* [Texto dado]:
Por algún extraño motivo, todo el mundo pensaba que Adolfo Cebreros, era Ingeniero aeronáutico, cuando en realidad su título era de Ingeniero Superior en Informática. Complementariamente, había realizado con éxito 2 Máster, uno en España y otro en una escuela francesa. Toda esa brillante formación, apuntaba a Adolfo como una persona inteligente. Sin embargo, una vez más, con su trayectoria y comportamiento posteriores, se demostró que no siempre los que ostentan más títulos universitarios tienen, al mismo tiempo, una gran calidad humana.

Nacido en las montañas del norte de España, la aldea estaba ubicada en una cuenca minera, y su población superaba escasamente los mil habitantes. Probablemente, su carácter tosco y desabrido fuera debido a ese origen aislado. Sea como fuere, sus más directos colaboradores terminaron por apodarle “el autista”, por la insalvable incapacidad para dar los buenos días o dedicar una sonrisa o una palabra amable, aunque fuese por error.

Y para muestra, algunos botones.

* [Entradas proporcionadas]:

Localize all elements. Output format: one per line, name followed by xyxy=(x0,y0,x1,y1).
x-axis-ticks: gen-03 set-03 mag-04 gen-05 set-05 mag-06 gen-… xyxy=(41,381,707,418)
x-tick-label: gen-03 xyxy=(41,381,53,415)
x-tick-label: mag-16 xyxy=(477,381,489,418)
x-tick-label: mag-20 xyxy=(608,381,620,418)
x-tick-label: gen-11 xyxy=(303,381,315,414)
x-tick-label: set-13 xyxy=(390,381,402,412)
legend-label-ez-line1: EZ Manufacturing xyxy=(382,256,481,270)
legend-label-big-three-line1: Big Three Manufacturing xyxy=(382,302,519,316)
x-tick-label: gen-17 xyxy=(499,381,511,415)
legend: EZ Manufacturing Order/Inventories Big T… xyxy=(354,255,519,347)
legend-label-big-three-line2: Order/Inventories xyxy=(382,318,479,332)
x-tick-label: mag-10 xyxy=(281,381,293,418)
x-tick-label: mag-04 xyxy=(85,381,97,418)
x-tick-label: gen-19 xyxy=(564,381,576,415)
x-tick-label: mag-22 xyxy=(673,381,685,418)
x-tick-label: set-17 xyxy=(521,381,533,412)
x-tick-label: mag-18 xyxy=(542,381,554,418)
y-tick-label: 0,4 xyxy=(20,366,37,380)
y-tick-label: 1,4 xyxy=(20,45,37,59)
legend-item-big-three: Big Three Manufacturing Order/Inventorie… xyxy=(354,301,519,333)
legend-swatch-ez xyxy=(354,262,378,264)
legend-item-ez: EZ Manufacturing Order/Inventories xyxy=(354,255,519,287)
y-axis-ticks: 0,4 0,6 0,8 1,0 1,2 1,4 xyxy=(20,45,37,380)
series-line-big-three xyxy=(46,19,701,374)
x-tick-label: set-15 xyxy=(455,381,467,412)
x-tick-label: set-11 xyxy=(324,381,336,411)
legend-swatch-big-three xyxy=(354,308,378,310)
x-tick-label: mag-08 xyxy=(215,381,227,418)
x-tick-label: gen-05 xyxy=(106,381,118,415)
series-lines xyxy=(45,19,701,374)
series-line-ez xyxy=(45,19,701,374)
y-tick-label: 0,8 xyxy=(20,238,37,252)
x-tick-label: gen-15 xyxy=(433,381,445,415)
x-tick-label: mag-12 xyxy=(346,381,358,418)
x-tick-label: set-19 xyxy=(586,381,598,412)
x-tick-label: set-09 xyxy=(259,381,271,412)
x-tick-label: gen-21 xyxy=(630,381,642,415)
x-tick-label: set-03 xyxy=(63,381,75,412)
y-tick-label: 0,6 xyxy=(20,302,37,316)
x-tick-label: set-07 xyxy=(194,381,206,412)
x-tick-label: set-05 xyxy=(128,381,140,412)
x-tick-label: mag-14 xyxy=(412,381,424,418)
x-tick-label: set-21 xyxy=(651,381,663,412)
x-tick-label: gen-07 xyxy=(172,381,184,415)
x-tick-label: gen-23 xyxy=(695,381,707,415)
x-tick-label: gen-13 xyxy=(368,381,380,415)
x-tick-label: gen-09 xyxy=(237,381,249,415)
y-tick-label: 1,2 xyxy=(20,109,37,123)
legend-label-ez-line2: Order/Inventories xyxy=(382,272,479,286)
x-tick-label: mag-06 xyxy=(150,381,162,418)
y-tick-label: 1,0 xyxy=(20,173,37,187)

* [Enunciado escrito 1]: Extrae textualmente del relato sobre Adolfo Cebreros el pasaje que comienza en las palabras «Por algún extraño» y concluye tras «gran calidad humana.».
* [Enunciado escrito 2]: Prolonga el relato sobre Adolfo Cebreros a partir de su última oración.

* [Respuesta 1]:
Por algún extraño motivo, todo el mundo pensaba que Adolfo Cebreros, era Ingeniero aeronáutico, cuando en realidad su título era de Ingeniero Superior en Informática. Complementariamente, había realizado con éxito 2 Máster, uno en España y otro en una escuela francesa. Toda esa brillante formación, apuntaba a Adolfo como una persona inteligente. Sin embargo, una vez más, con su trayectoria y comportamiento posteriores, se demostró que no siempre los que ostentan más títulos universitarios tienen, al mismo tiempo, una gran calidad humana.

* [Respuesta 2]:
Raúl era un español afincado en EEUU y casado con una norteamericana. Por razones familiares, se había trasladado con su mujer y su hijo, desde su Colorado residencial, hasta Madrid, aunque dicho traslado, tenía fecha de caducidad. Es decir, al cabo de un tiempo, había acordado con su esposa, regresar a los EEUU.

Raúl, era un profesional con un bagaje profesional importante y una formación empresarial de corte americano. Por tanto, estaba mentalmente a años luz del típico comportamiento del “jefe español”, para el cual, el cumplimiento del horario y las estúpidas rigideces de las normas decimonónicas impuestas en las empresas españolas, eran de obligado cumplimiento.

Así, un día que el bueno de Raúl apareció por la oficina a las 10.30 de la mañana, al dirigirse a su mesa de trabajo y pasar por delante del despacho del autista, éste le llamó con su característico sentido del humor:

       -  ¡Oye, Raúl! ¿Qué hora tienes? – interpeló el autista intentando impresionar a Raúl.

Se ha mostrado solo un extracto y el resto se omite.